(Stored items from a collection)
· · · · · · ·

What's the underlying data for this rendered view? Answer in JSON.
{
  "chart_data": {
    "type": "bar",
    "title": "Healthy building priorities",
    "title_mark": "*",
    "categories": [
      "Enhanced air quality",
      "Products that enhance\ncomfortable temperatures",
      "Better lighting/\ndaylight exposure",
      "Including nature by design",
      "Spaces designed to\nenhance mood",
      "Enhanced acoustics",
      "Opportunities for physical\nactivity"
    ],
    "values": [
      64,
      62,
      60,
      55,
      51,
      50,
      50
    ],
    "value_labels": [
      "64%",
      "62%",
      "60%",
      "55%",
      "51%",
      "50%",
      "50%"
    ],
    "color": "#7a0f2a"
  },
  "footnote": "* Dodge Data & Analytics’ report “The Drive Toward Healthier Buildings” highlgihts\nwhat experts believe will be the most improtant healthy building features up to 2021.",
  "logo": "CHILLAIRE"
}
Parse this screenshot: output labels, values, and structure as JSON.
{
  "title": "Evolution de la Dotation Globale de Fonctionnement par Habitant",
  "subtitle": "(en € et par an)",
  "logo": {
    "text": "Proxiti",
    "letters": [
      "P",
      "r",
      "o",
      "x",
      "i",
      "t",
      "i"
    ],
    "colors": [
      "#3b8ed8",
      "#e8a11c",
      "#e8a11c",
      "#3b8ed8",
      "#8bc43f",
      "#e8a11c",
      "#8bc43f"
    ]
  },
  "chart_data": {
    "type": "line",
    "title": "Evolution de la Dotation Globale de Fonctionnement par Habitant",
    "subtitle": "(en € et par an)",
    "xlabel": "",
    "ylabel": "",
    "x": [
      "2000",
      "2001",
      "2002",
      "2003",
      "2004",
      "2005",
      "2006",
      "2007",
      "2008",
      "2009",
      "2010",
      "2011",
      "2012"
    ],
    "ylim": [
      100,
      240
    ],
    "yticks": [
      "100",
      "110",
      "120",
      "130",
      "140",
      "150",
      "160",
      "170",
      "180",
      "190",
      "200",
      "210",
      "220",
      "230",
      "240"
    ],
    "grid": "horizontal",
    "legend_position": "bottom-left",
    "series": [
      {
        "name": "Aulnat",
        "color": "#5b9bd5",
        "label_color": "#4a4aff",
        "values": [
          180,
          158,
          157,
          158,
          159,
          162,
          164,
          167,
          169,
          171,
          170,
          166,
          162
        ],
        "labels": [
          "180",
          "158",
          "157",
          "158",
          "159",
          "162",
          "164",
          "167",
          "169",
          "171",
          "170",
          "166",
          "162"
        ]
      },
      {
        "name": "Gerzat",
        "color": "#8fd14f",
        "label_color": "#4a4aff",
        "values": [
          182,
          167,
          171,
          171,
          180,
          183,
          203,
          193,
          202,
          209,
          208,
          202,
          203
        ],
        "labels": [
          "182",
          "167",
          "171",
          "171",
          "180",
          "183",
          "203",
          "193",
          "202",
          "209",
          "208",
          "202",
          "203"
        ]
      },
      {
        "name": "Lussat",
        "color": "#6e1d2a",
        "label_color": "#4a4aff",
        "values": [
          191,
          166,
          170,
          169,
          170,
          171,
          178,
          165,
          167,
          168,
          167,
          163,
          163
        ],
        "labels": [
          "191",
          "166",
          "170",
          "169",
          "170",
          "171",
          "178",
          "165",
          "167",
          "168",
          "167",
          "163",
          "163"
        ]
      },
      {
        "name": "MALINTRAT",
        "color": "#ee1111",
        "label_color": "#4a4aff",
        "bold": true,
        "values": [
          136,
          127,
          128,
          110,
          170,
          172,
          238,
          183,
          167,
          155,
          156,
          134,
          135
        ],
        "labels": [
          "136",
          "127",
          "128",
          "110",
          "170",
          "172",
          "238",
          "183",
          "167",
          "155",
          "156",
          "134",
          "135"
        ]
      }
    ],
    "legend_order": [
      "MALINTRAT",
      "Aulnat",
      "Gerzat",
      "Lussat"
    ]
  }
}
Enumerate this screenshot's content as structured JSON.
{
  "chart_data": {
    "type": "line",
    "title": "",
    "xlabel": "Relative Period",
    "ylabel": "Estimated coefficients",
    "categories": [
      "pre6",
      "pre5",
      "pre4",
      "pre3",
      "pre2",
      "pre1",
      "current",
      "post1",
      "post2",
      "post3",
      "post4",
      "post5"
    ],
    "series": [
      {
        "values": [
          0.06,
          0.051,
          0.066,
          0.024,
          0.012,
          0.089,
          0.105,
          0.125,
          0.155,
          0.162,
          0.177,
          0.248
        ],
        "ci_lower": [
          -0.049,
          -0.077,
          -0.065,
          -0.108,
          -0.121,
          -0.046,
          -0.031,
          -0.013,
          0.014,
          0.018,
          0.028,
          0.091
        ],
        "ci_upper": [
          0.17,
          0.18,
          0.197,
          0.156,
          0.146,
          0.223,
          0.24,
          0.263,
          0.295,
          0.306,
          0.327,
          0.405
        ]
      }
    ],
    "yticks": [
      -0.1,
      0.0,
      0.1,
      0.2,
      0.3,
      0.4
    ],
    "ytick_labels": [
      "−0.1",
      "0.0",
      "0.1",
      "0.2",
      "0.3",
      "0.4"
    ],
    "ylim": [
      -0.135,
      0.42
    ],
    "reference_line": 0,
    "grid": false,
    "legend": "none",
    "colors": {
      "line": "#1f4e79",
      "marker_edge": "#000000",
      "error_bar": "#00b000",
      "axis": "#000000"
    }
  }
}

· · · · · · ·

### Work required
From the data, collect all lines where the string "Evolution" appears.

### Exercise solution
  "title": "Evolution de la Dotation Globale de Fonctionnement par Habitant",
    "title": "Evolution de la Dotation Globale de Fonctionnement par Habitant",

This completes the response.